— begin Data provided —
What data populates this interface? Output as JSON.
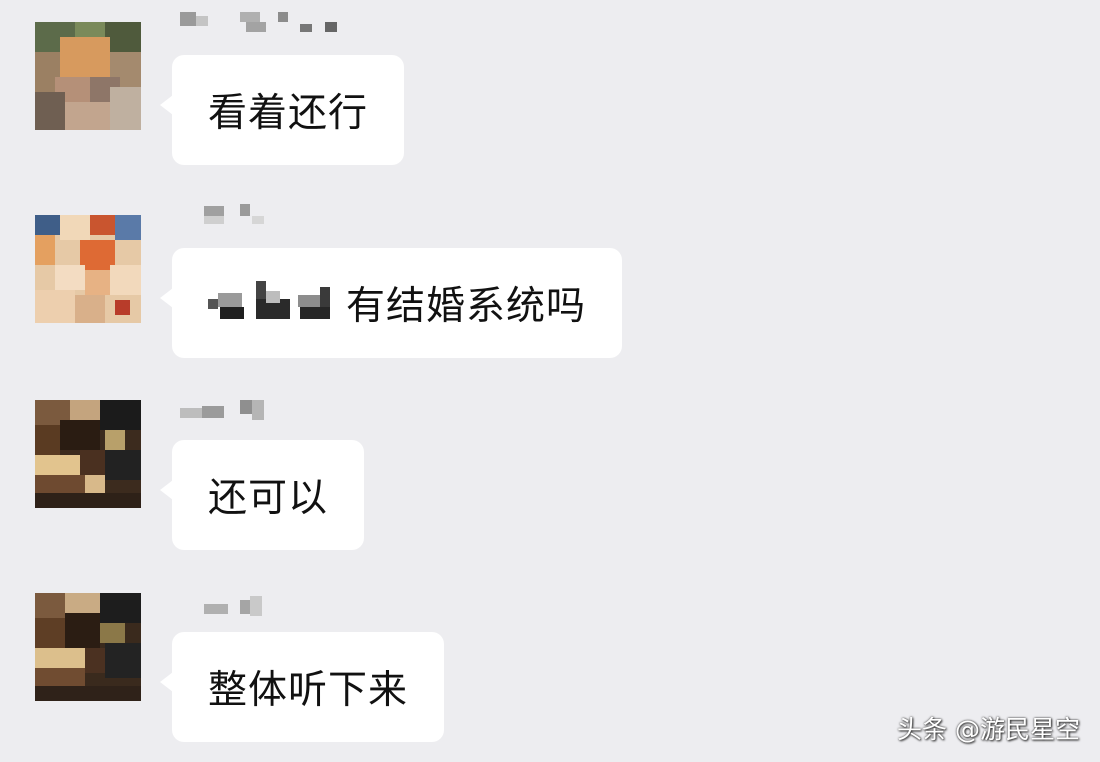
{
  "colors": {
    "background": "#ededf0",
    "bubble": "#ffffff",
    "text": "#111111"
  },
  "messages": [
    {
      "text": "看着还行",
      "avatar_icon": "blurred-avatar-icon",
      "has_redacted_prefix": false
    },
    {
      "text": "有结婚系统吗",
      "avatar_icon": "blurred-avatar-icon",
      "has_redacted_prefix": true
    },
    {
      "text": "还可以",
      "avatar_icon": "blurred-avatar-icon",
      "has_redacted_prefix": false
    },
    {
      "text": "整体听下来",
      "avatar_icon": "blurred-avatar-icon",
      "has_redacted_prefix": false
    }
  ],
  "watermark": {
    "text": "头条 @游民星空"
  }
}
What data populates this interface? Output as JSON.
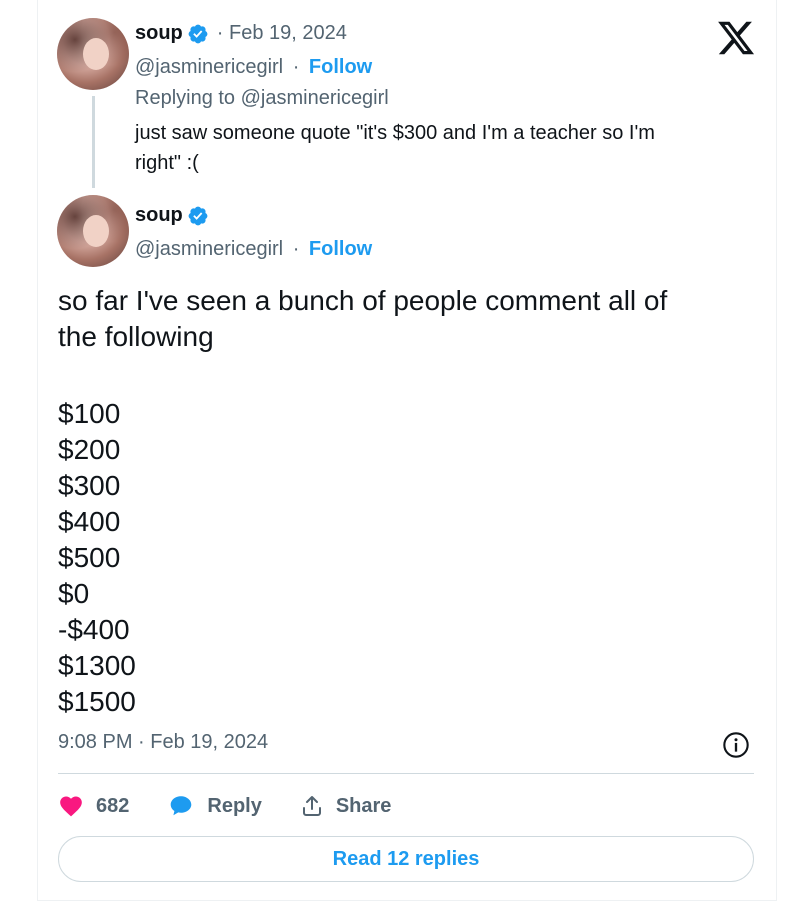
{
  "reply_tweet": {
    "author_name": "soup",
    "date_separator": "· Feb 19, 2024",
    "handle": "@jasminericegirl",
    "handle_separator": "·",
    "follow_label": "Follow",
    "replying_to": "Replying to @jasminericegirl",
    "text_line1": "just saw someone quote \"it's $300 and I'm a teacher so I'm",
    "text_line2": "right\" :("
  },
  "main_tweet": {
    "author_name": "soup",
    "handle": "@jasminericegirl",
    "handle_separator": "·",
    "follow_label": "Follow",
    "text_line1": "so far I've seen a bunch of people comment all of",
    "text_line2": "the following",
    "amounts": [
      "$100",
      "$200",
      "$300",
      "$400",
      "$500",
      "$0",
      "-$400",
      "$1300",
      "$1500"
    ],
    "timestamp": "9:08 PM · Feb 19, 2024"
  },
  "actions": {
    "like_count": "682",
    "reply_label": "Reply",
    "share_label": "Share"
  },
  "read_replies_label": "Read 12 replies",
  "colors": {
    "accent_blue": "#1d9bf0",
    "like_pink": "#f91880",
    "muted_text": "#536471",
    "border": "#cfd9de"
  },
  "icons": [
    "x-logo-icon",
    "verified-badge-icon",
    "heart-icon",
    "reply-bubble-icon",
    "share-icon",
    "info-icon"
  ]
}
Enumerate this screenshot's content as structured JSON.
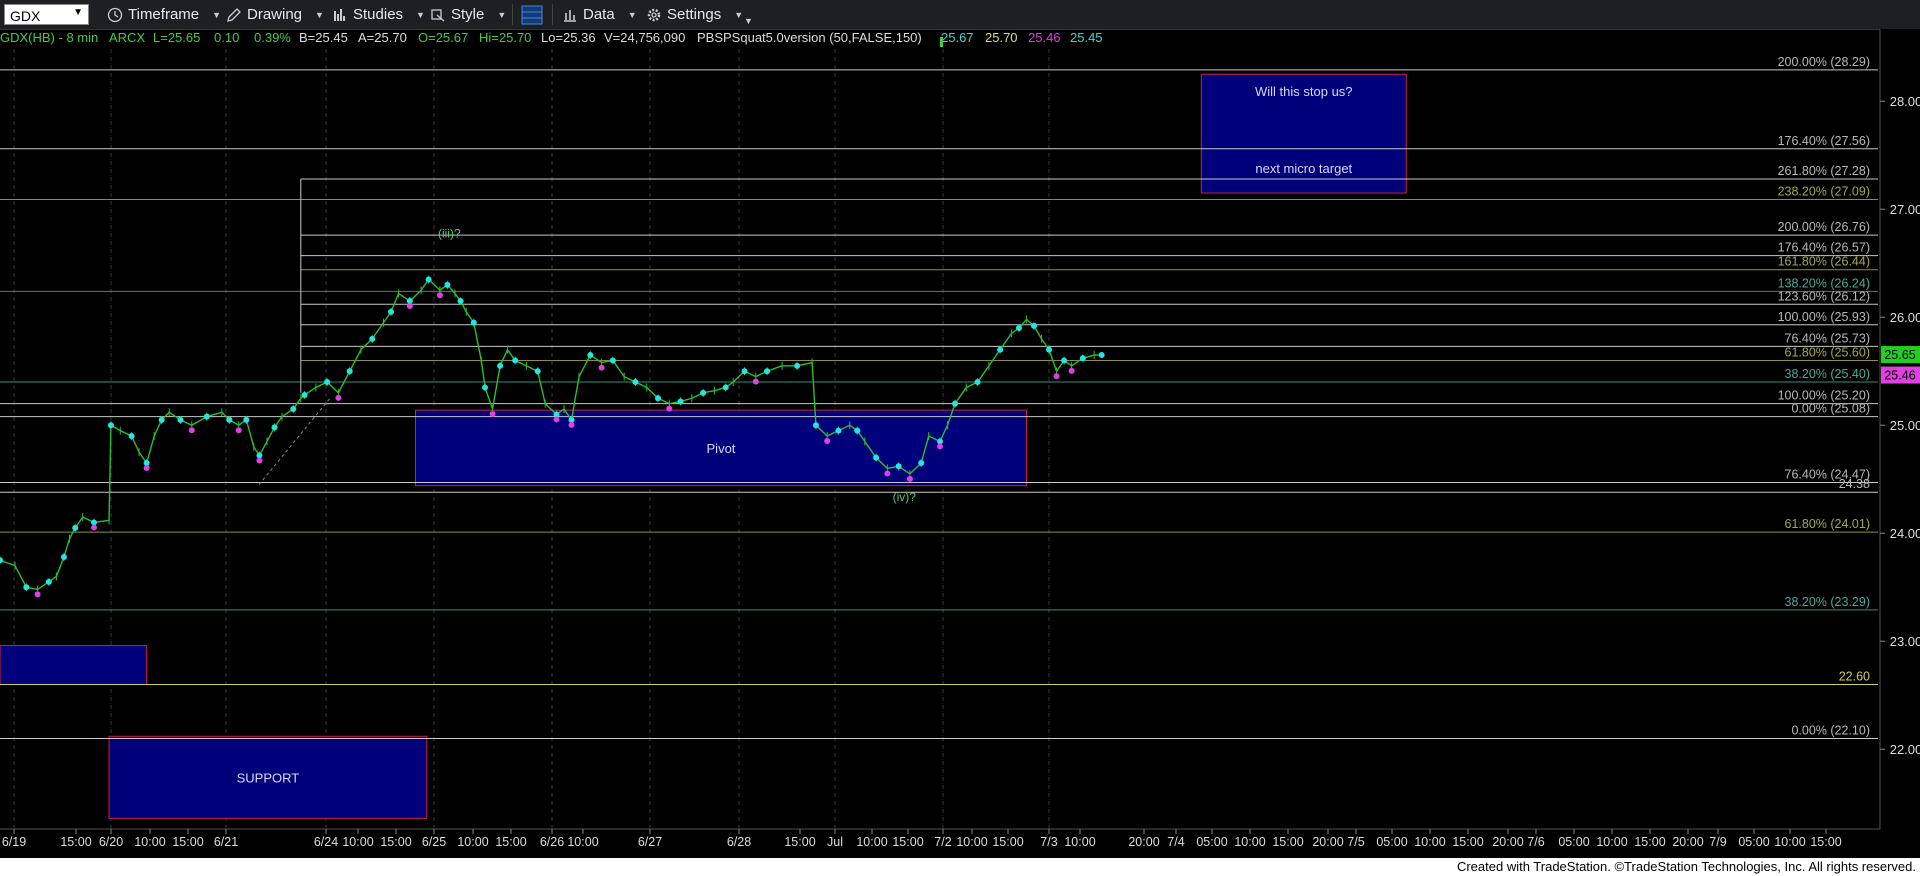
{
  "toolbar": {
    "symbol": "GDX",
    "menus": [
      {
        "id": "timeframe",
        "label": "Timeframe",
        "icon": "clock-icon"
      },
      {
        "id": "drawing",
        "label": "Drawing",
        "icon": "pencil-icon"
      },
      {
        "id": "studies",
        "label": "Studies",
        "icon": "studies-icon"
      },
      {
        "id": "style",
        "label": "Style",
        "icon": "style-icon"
      },
      {
        "id": "data",
        "label": "Data",
        "icon": "data-bars-icon"
      },
      {
        "id": "settings",
        "label": "Settings",
        "icon": "gear-icon"
      }
    ]
  },
  "infobar": {
    "symbol_interval": "GDX(HB) - 8 min",
    "exchange": "ARCX",
    "last": "L=25.65",
    "change": "0.10",
    "change_pct": "0.39%",
    "bid": "B=25.45",
    "ask": "A=25.70",
    "open": "O=25.67",
    "high": "Hi=25.70",
    "low": "Lo=25.36",
    "volume": "V=24,756,090",
    "study": "PBSPSquat5.0version (50,FALSE,150)",
    "study_values": [
      "25.67",
      "25.70",
      "25.46",
      "25.45"
    ]
  },
  "colors": {
    "background": "#000000",
    "up_green": "#44cc44",
    "candle_green": "#2bbf2b",
    "cyan_dot": "#22e6e6",
    "magenta_dot": "#e040e0",
    "box_fill": "#00007a",
    "box_border": "#d0203a",
    "fib_white": "#c8c8c8",
    "fib_yellow": "#cfcf5a",
    "fib_olive": "#8f8f3a",
    "fib_teal": "#2f8f80",
    "fib_label": "#b8b8b8",
    "grid_dash": "#3a3a3a",
    "price_badge_green": "#1fd11f",
    "price_badge_magenta": "#e040e0"
  },
  "chart_data": {
    "type": "candlestick",
    "title": "",
    "x_tick_labels": [
      "6/19",
      "15:00",
      "6/20",
      "10:00",
      "15:00",
      "6/21",
      "6/24",
      "10:00",
      "15:00",
      "6/25",
      "10:00",
      "15:00",
      "6/26",
      "10:00",
      "6/27",
      "6/28",
      "15:00",
      "Jul",
      "10:00",
      "15:00",
      "7/2",
      "10:00",
      "15:00",
      "7/3",
      "10:00",
      "20:00",
      "7/4",
      "05:00",
      "10:00",
      "15:00",
      "20:00",
      "7/5",
      "05:00",
      "10:00",
      "15:00",
      "20:00",
      "7/6",
      "05:00",
      "10:00",
      "15:00",
      "20:00",
      "7/9",
      "05:00",
      "10:00",
      "15:00"
    ],
    "y_ticks": [
      "28.00",
      "27.00",
      "26.00",
      "25.00",
      "24.00",
      "23.00",
      "22.00"
    ],
    "ylim": [
      21.6,
      28.5
    ],
    "last_price_badges": [
      "25.65",
      "25.46"
    ],
    "fib_levels": [
      {
        "label": "200.00% (28.29)",
        "value": 28.29,
        "color": "white",
        "x_start": 0
      },
      {
        "label": "176.40% (27.56)",
        "value": 27.56,
        "color": "white",
        "x_start": 0
      },
      {
        "label": "261.80% (27.28)",
        "value": 27.28,
        "color": "white",
        "x_start": 0.16
      },
      {
        "label": "238.20% (27.09)",
        "value": 27.09,
        "color": "olive",
        "x_start": 0
      },
      {
        "label": "200.00% (26.76)",
        "value": 26.76,
        "color": "white",
        "x_start": 0.16
      },
      {
        "label": "176.40% (26.57)",
        "value": 26.57,
        "color": "white",
        "x_start": 0.16
      },
      {
        "label": "161.80% (26.44)",
        "value": 26.44,
        "color": "olive",
        "x_start": 0.16
      },
      {
        "label": "138.20% (26.24)",
        "value": 26.24,
        "color": "teal",
        "x_start": 0
      },
      {
        "label": "123.60% (26.12)",
        "value": 26.12,
        "color": "white",
        "x_start": 0.16
      },
      {
        "label": "100.00% (25.93)",
        "value": 25.93,
        "color": "white",
        "x_start": 0.16
      },
      {
        "label": "76.40% (25.73)",
        "value": 25.73,
        "color": "white",
        "x_start": 0.16
      },
      {
        "label": "61.80% (25.60)",
        "value": 25.6,
        "color": "olive",
        "x_start": 0.16
      },
      {
        "label": "38.20% (25.40)",
        "value": 25.4,
        "color": "teal",
        "x_start": 0
      },
      {
        "label": "100.00% (25.20)",
        "value": 25.2,
        "color": "white",
        "x_start": 0
      },
      {
        "label": "0.00% (25.08)",
        "value": 25.08,
        "color": "white",
        "x_start": 0
      },
      {
        "label": "76.40% (24.47)",
        "value": 24.47,
        "color": "white",
        "x_start": 0
      },
      {
        "label": "24.38",
        "value": 24.38,
        "color": "white",
        "x_start": 0
      },
      {
        "label": "61.80% (24.01)",
        "value": 24.01,
        "color": "olive",
        "x_start": 0
      },
      {
        "label": "38.20% (23.29)",
        "value": 23.29,
        "color": "teal",
        "x_start": 0
      },
      {
        "label": "22.60",
        "value": 22.6,
        "color": "yellow",
        "x_start": 0
      },
      {
        "label": "0.00% (22.10)",
        "value": 22.1,
        "color": "white",
        "x_start": 0
      }
    ],
    "boxes": [
      {
        "label": "Will this stop us?",
        "label2": "next micro target",
        "x0": 0.639,
        "x1": 0.748,
        "y_top": 28.25,
        "y_bottom": 27.15
      },
      {
        "label": "Pivot",
        "label2": "",
        "x0": 0.221,
        "x1": 0.546,
        "y_top": 25.14,
        "y_bottom": 24.44
      },
      {
        "label": "",
        "label2": "",
        "x0": 0.0,
        "x1": 0.078,
        "y_top": 22.96,
        "y_bottom": 22.6
      },
      {
        "label": "SUPPORT",
        "label2": "",
        "x0": 0.058,
        "x1": 0.227,
        "y_top": 22.12,
        "y_bottom": 21.36
      }
    ],
    "annotations": [
      {
        "text": "(iii)?",
        "x": 0.239,
        "y": 26.74
      },
      {
        "text": "(iv)?",
        "x": 0.481,
        "y": 24.3
      }
    ],
    "price_path": [
      [
        0.0,
        23.75
      ],
      [
        0.008,
        23.7
      ],
      [
        0.014,
        23.5
      ],
      [
        0.02,
        23.48
      ],
      [
        0.026,
        23.55
      ],
      [
        0.03,
        23.6
      ],
      [
        0.034,
        23.78
      ],
      [
        0.037,
        23.95
      ],
      [
        0.04,
        24.05
      ],
      [
        0.044,
        24.15
      ],
      [
        0.05,
        24.1
      ],
      [
        0.058,
        24.12
      ],
      [
        0.059,
        25.0
      ],
      [
        0.064,
        24.95
      ],
      [
        0.07,
        24.9
      ],
      [
        0.074,
        24.75
      ],
      [
        0.078,
        24.65
      ],
      [
        0.082,
        24.9
      ],
      [
        0.086,
        25.05
      ],
      [
        0.09,
        25.12
      ],
      [
        0.096,
        25.05
      ],
      [
        0.102,
        25.0
      ],
      [
        0.11,
        25.08
      ],
      [
        0.118,
        25.12
      ],
      [
        0.122,
        25.05
      ],
      [
        0.127,
        25.0
      ],
      [
        0.131,
        25.05
      ],
      [
        0.135,
        24.8
      ],
      [
        0.138,
        24.72
      ],
      [
        0.142,
        24.85
      ],
      [
        0.146,
        24.98
      ],
      [
        0.15,
        25.08
      ],
      [
        0.156,
        25.15
      ],
      [
        0.16,
        25.25
      ],
      [
        0.162,
        25.28
      ],
      [
        0.168,
        25.35
      ],
      [
        0.174,
        25.4
      ],
      [
        0.18,
        25.3
      ],
      [
        0.186,
        25.5
      ],
      [
        0.192,
        25.7
      ],
      [
        0.198,
        25.8
      ],
      [
        0.204,
        25.95
      ],
      [
        0.208,
        26.05
      ],
      [
        0.212,
        26.22
      ],
      [
        0.218,
        26.15
      ],
      [
        0.224,
        26.25
      ],
      [
        0.228,
        26.35
      ],
      [
        0.234,
        26.25
      ],
      [
        0.238,
        26.3
      ],
      [
        0.242,
        26.22
      ],
      [
        0.245,
        26.15
      ],
      [
        0.248,
        26.05
      ],
      [
        0.252,
        25.95
      ],
      [
        0.256,
        25.6
      ],
      [
        0.258,
        25.35
      ],
      [
        0.262,
        25.15
      ],
      [
        0.266,
        25.55
      ],
      [
        0.27,
        25.7
      ],
      [
        0.274,
        25.6
      ],
      [
        0.28,
        25.55
      ],
      [
        0.286,
        25.5
      ],
      [
        0.29,
        25.2
      ],
      [
        0.296,
        25.1
      ],
      [
        0.3,
        25.15
      ],
      [
        0.304,
        25.05
      ],
      [
        0.308,
        25.45
      ],
      [
        0.314,
        25.65
      ],
      [
        0.32,
        25.58
      ],
      [
        0.326,
        25.6
      ],
      [
        0.332,
        25.45
      ],
      [
        0.338,
        25.4
      ],
      [
        0.344,
        25.35
      ],
      [
        0.35,
        25.25
      ],
      [
        0.356,
        25.2
      ],
      [
        0.362,
        25.22
      ],
      [
        0.368,
        25.25
      ],
      [
        0.374,
        25.3
      ],
      [
        0.38,
        25.32
      ],
      [
        0.386,
        25.35
      ],
      [
        0.39,
        25.4
      ],
      [
        0.396,
        25.5
      ],
      [
        0.402,
        25.45
      ],
      [
        0.408,
        25.5
      ],
      [
        0.416,
        25.55
      ],
      [
        0.424,
        25.55
      ],
      [
        0.432,
        25.58
      ],
      [
        0.434,
        25.0
      ],
      [
        0.44,
        24.9
      ],
      [
        0.446,
        24.95
      ],
      [
        0.452,
        25.0
      ],
      [
        0.456,
        24.95
      ],
      [
        0.46,
        24.85
      ],
      [
        0.466,
        24.7
      ],
      [
        0.472,
        24.6
      ],
      [
        0.478,
        24.62
      ],
      [
        0.484,
        24.55
      ],
      [
        0.49,
        24.65
      ],
      [
        0.494,
        24.9
      ],
      [
        0.5,
        24.85
      ],
      [
        0.504,
        25.0
      ],
      [
        0.508,
        25.2
      ],
      [
        0.514,
        25.35
      ],
      [
        0.52,
        25.4
      ],
      [
        0.526,
        25.55
      ],
      [
        0.532,
        25.7
      ],
      [
        0.538,
        25.85
      ],
      [
        0.542,
        25.9
      ],
      [
        0.546,
        25.98
      ],
      [
        0.55,
        25.92
      ],
      [
        0.554,
        25.8
      ],
      [
        0.558,
        25.7
      ],
      [
        0.562,
        25.5
      ],
      [
        0.566,
        25.6
      ],
      [
        0.57,
        25.55
      ],
      [
        0.576,
        25.62
      ],
      [
        0.582,
        25.65
      ],
      [
        0.586,
        25.65
      ]
    ]
  }
}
— end Data provided —
Reply with one number only: the count of lines in the entries that contain "this".

4